[SET EXERCISE A]
Reproduce the blog post about dabbling in other genres word for word.

**********

Dabbling in other genres

I’ve been writing Spacetime stories for a while now, with a few fanfics tossed in here and there. Spacetime being urban fantasy, after a while it kind of feels like a rut. I’m rewriting book 3 right now–the original draft had no concept of scenes and sequels, and was really boring–and enjoying it a lot.

But I’ve had this other story chewing on the back of my consciousness. Ever since I read Diana Wynne Jone’s book Reflections, with all her essays on writing, I’ve wanted to try some of her techniques. One of them is to look at what everybody else is writing, turn it sideways ninety degrees, and write it different.

I had so much fun writing my Zombies and Unicorns story (I thought I hated zombies, until I found out how easy they are to write), that I figured I’d tackle something else I dislike. I really don’t like vampires.

So I started thinking about what might make me pick up a vampire book off the shelf. Maybe if it had a dragon on the cover. What if there was a vampire who could only bite dragons?

**********

[SET EXERCISE B]
In the entries, from the line with "108 907 155</box>" up to and including the line with "page-number: 4 <box>886 57 897 78</box>", replace "respondents" with "participants". Return only those lines, with everything else unchanged.

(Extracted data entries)
**********

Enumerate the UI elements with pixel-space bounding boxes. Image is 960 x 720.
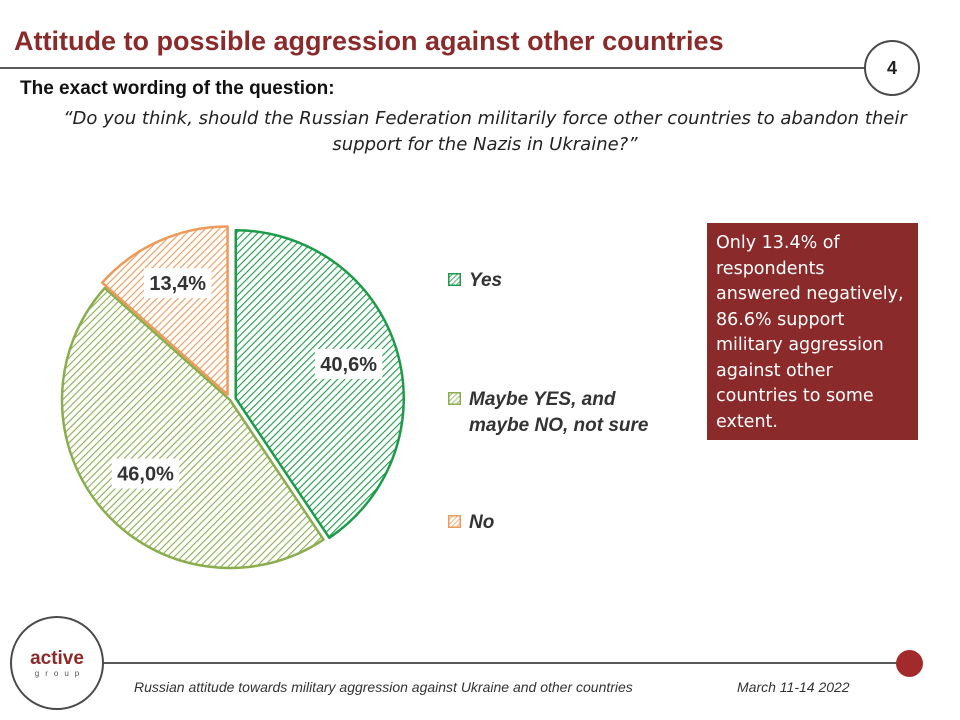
question-text: “Do you think, should the Russian Federa… <box>63 108 907 155</box>
summary-note-text: Only 13.4% of respondents answered negat… <box>716 233 904 432</box>
legend-item-no: No <box>448 510 494 536</box>
page-number: 4 <box>886 57 897 78</box>
legend-item-yes: Yes <box>448 268 502 294</box>
footer-caption: Russian attitude towards military aggres… <box>134 679 633 695</box>
footer-date: March 11-14 2022 <box>737 679 850 695</box>
pie-chart: 40,6% 46,0% 13,4% <box>60 225 405 570</box>
legend-swatch-no <box>448 515 461 528</box>
title-divider <box>0 67 866 69</box>
footer-divider <box>100 662 900 664</box>
data-label-no: 13,4% <box>149 273 206 295</box>
footer-dot <box>896 650 923 677</box>
summary-note: Only 13.4% of respondents answered negat… <box>707 223 918 440</box>
pie-slice-maybe <box>60 286 325 570</box>
legend-label-maybe: Maybe YES, and maybe NO, not sure <box>469 389 649 436</box>
question-label: The exact wording of the question: <box>20 78 335 99</box>
logo <box>10 616 104 710</box>
data-label-bg-no <box>143 268 212 299</box>
legend-label-no: No <box>469 512 495 533</box>
data-label-bg-yes <box>314 348 383 379</box>
page-number-badge: 4 <box>864 40 920 96</box>
data-label-yes: 40,6% <box>320 354 377 376</box>
legend-label-yes: Yes <box>469 270 503 291</box>
pie-slice-yes <box>234 229 405 540</box>
data-label-bg-maybe <box>111 458 180 489</box>
page-title: Attitude to possible aggression against … <box>14 26 724 56</box>
legend-swatch-yes <box>448 273 461 286</box>
data-label-maybe: 46,0% <box>117 464 174 486</box>
logo-subtext: group <box>34 669 86 678</box>
logo-text: active <box>30 648 84 669</box>
legend-swatch-maybe <box>448 392 461 405</box>
legend-item-maybe: Maybe YES, and maybe NO, not sure <box>448 387 658 439</box>
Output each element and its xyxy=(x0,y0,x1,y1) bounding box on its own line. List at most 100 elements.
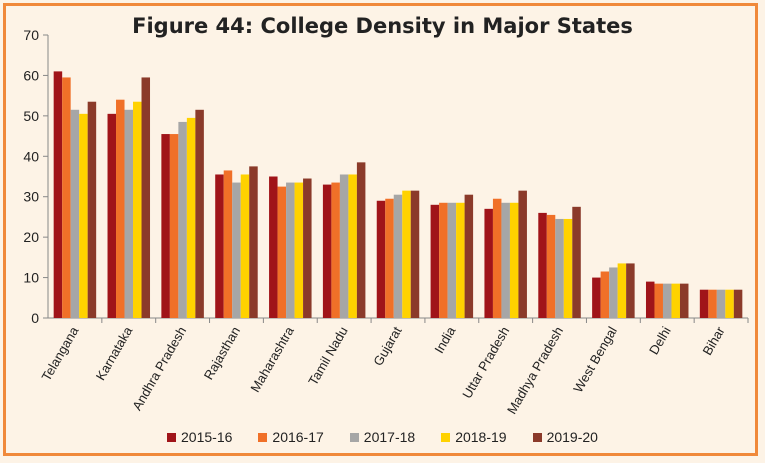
legend-label: 2016-17 xyxy=(272,429,324,445)
bar xyxy=(447,202,457,318)
y-tick-label: 50 xyxy=(23,108,39,124)
bar xyxy=(617,263,627,318)
bar xyxy=(87,101,97,319)
bar xyxy=(708,289,717,318)
bar xyxy=(249,166,258,318)
bar xyxy=(572,206,581,318)
legend-item: 2019-20 xyxy=(532,429,598,445)
bar xyxy=(169,134,179,318)
x-tick-label: Madhya Pradesh xyxy=(504,324,566,417)
bar xyxy=(286,182,295,318)
y-tick-label: 30 xyxy=(23,189,39,205)
bar xyxy=(546,214,556,318)
x-tick-label: Karnataka xyxy=(93,323,136,382)
x-tick-label: Delhi xyxy=(646,324,674,357)
bar xyxy=(393,194,403,318)
bar xyxy=(385,198,394,318)
bar xyxy=(141,77,151,318)
x-tick-label: Rajasthan xyxy=(201,324,243,382)
bar xyxy=(725,289,734,318)
legend-label: 2018-19 xyxy=(455,429,507,445)
x-tick-label: Telangana xyxy=(39,323,82,383)
x-tick-label: Bihar xyxy=(700,323,728,357)
bar xyxy=(303,178,312,318)
legend-label: 2019-20 xyxy=(546,429,598,445)
bar xyxy=(563,218,573,318)
bar xyxy=(240,174,250,318)
bar xyxy=(484,208,493,318)
y-tick-label: 60 xyxy=(23,67,39,83)
bar xyxy=(654,283,663,318)
bar xyxy=(430,204,440,318)
bar xyxy=(331,182,340,318)
x-tick-label: West Bengal xyxy=(570,324,620,395)
legend-swatch xyxy=(349,432,359,442)
bar xyxy=(376,200,386,318)
y-tick-label: 40 xyxy=(23,148,39,164)
x-tick-label: Gujarat xyxy=(370,324,404,369)
bar xyxy=(356,162,366,318)
bar xyxy=(161,134,170,318)
bar xyxy=(178,121,187,318)
bar xyxy=(79,113,88,318)
bar xyxy=(699,289,709,318)
legend-swatch xyxy=(167,432,177,442)
legend-item: 2018-19 xyxy=(441,429,507,445)
bar xyxy=(538,212,547,318)
bar xyxy=(662,283,672,318)
bar xyxy=(410,190,420,318)
legend-swatch xyxy=(532,432,542,442)
bar xyxy=(186,117,196,318)
chart-title: Figure 44: College Density in Major Stat… xyxy=(132,14,633,38)
bar xyxy=(555,218,564,318)
bar xyxy=(518,190,527,318)
bar xyxy=(716,289,726,318)
bar xyxy=(70,109,80,318)
legend-item: 2015-16 xyxy=(167,429,232,445)
legend-swatch xyxy=(441,432,451,442)
y-tick-label: 0 xyxy=(31,310,39,326)
bar xyxy=(609,267,618,318)
legend-label: 2017-18 xyxy=(363,429,416,445)
bar xyxy=(626,263,635,318)
bar xyxy=(232,182,241,318)
bar xyxy=(215,174,224,318)
bar xyxy=(339,174,349,318)
bar xyxy=(600,271,610,318)
bar xyxy=(348,174,357,318)
x-tick-label: India xyxy=(431,323,458,356)
bar xyxy=(223,170,233,318)
bar xyxy=(269,176,278,318)
bar xyxy=(107,113,117,318)
bar xyxy=(671,283,680,318)
bar xyxy=(124,109,134,318)
bar xyxy=(501,202,510,318)
y-tick-label: 70 xyxy=(23,27,39,43)
bar xyxy=(53,71,63,318)
y-tick-label: 20 xyxy=(23,229,39,245)
bar xyxy=(195,109,204,318)
bar xyxy=(645,281,655,318)
legend: 2015-16 2016-17 2017-18 2018-19 2019-20 xyxy=(0,429,765,445)
bar xyxy=(439,202,448,318)
x-tick-label: Maharashtra xyxy=(247,323,297,394)
legend-item: 2017-18 xyxy=(349,429,416,445)
bar xyxy=(402,190,411,318)
x-tick-label: Andhra Pradesh xyxy=(129,324,189,413)
bars xyxy=(53,71,743,319)
y-tick-label: 10 xyxy=(23,270,39,286)
bar xyxy=(679,283,689,318)
bar xyxy=(492,198,502,318)
bar xyxy=(456,202,465,318)
bar xyxy=(322,184,332,318)
bar xyxy=(464,194,474,318)
bar xyxy=(294,182,304,318)
x-tick-label: Tamil Nadu xyxy=(305,324,351,388)
bar xyxy=(133,101,142,319)
bar xyxy=(62,77,71,318)
bar xyxy=(733,289,743,318)
legend-item: 2016-17 xyxy=(258,429,324,445)
bar xyxy=(116,99,125,318)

**********

[FINAL RESULT A]
Dabbling in other genres

I’ve been writing Spacetime stories for a while now, with a few fanfics tossed in here and there. Spacetime being urban fantasy, after a while it kind of feels like a rut. I’m rewriting book 3 right now–the original draft had no concept of scenes and sequels, and was really boring–and enjoying it a lot.

But I’ve had this other story chewing on the back of my consciousness. Ever since I read Diana Wynne Jone’s book Reflections, with all her essays on writing, I’ve wanted to try some of her techniques. One of them is to look at what everybody else is writing, turn it sideways ninety degrees, and write it different.

I had so much fun writing my Zombies and Unicorns story (I thought I hated zombies, until I found out how easy they are to write), that I figured I’d tackle something else I dislike. I really don’t like vampires.

So I started thinking about what might make me pick up a vampire book off the shelf. Maybe if it had a dragon on the cover. What if there was a vampire who could only bite dragons?

[FINAL RESULT B]
question-text: “Do you think, should the Russian Federa… <box>63 108 907 155</box>
summary-note-text: Only 13.4% of participants answered negat… <box>716 233 904 432</box>
legend-item-no: No <box>448 510 494 536</box>
page-number: 4 <box>886 57 897 78</box>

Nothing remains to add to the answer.